▶ **GIVEN PROBLEM**:
Leave the pictures out and transcribe every record exactly.

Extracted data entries
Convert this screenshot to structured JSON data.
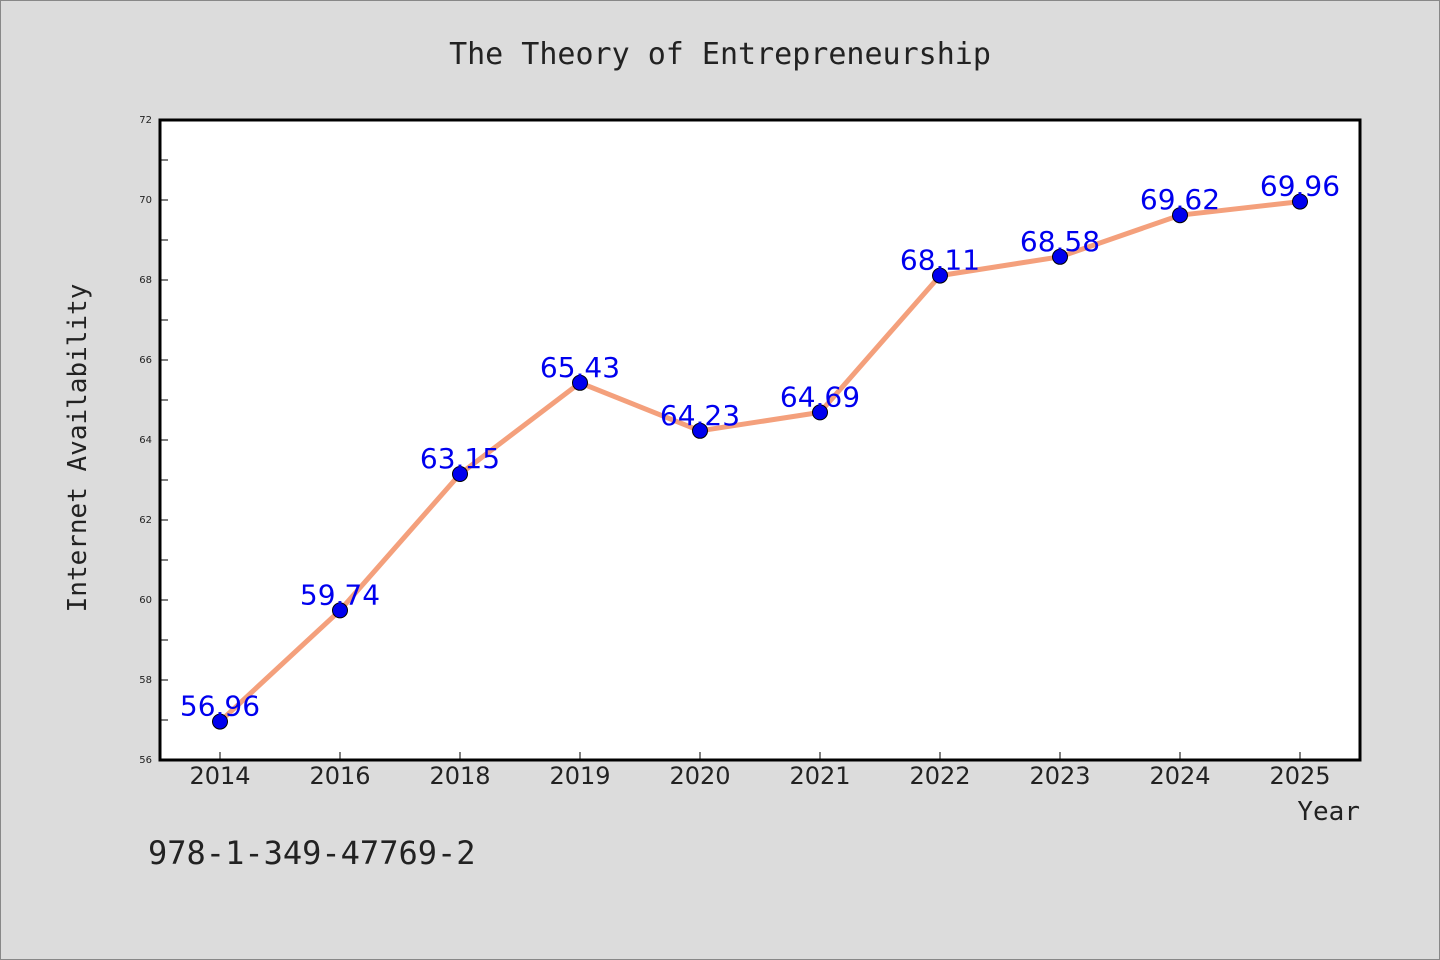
{
  "chart_data": {
    "type": "line",
    "title": "The Theory of Entrepreneurship",
    "xlabel": "Year",
    "ylabel": "Internet Availability",
    "categories": [
      "2014",
      "2016",
      "2018",
      "2019",
      "2020",
      "2021",
      "2022",
      "2023",
      "2024",
      "2025"
    ],
    "series": [
      {
        "values": [
          56.96,
          59.74,
          63.15,
          65.43,
          64.23,
          64.69,
          68.11,
          68.58,
          69.62,
          69.96
        ],
        "data_labels": [
          "56.96",
          "59.74",
          "63.15",
          "65.43",
          "64.23",
          "64.69",
          "68.11",
          "68.58",
          "69.62",
          "69.96"
        ],
        "line_color": "#f4a07c",
        "marker_color": "#0000ee"
      }
    ],
    "ylim": [
      56,
      72
    ],
    "yticks": [
      56,
      58,
      60,
      62,
      64,
      66,
      68,
      70,
      72
    ],
    "ytick_labels": [
      "56",
      "58",
      "60",
      "62",
      "64",
      "66",
      "68",
      "70",
      "72"
    ],
    "grid": false,
    "annotation": "978-1-349-47769-2",
    "colors": {
      "background": "#dcdcdc",
      "plot_background": "#ffffff",
      "label_color": "#0000ee",
      "text": "#222222"
    }
  }
}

▶ **WRITTEN ANSWER**:
Convert this screenshot to structured JSON data.
{
  "chart_data": {
    "type": "line",
    "title": "The Theory of Entrepreneurship",
    "xlabel": "Year",
    "ylabel": "Internet Availability",
    "categories": [
      "2014",
      "2016",
      "2018",
      "2019",
      "2020",
      "2021",
      "2022",
      "2023",
      "2024",
      "2025"
    ],
    "series": [
      {
        "values": [
          56.96,
          59.74,
          63.15,
          65.43,
          64.23,
          64.69,
          68.11,
          68.58,
          69.62,
          69.96
        ],
        "data_labels": [
          "56.96",
          "59.74",
          "63.15",
          "65.43",
          "64.23",
          "64.69",
          "68.11",
          "68.58",
          "69.62",
          "69.96"
        ],
        "line_color": "#f4a07c",
        "marker_color": "#0000ee"
      }
    ],
    "ylim": [
      56,
      72
    ],
    "yticks": [
      56,
      58,
      60,
      62,
      64,
      66,
      68,
      70,
      72
    ],
    "ytick_labels": [
      "56",
      "58",
      "60",
      "62",
      "64",
      "66",
      "68",
      "70",
      "72"
    ],
    "grid": false,
    "annotation": "978-1-349-47769-2",
    "colors": {
      "background": "#dcdcdc",
      "plot_background": "#ffffff",
      "label_color": "#0000ee",
      "text": "#222222"
    }
  }
}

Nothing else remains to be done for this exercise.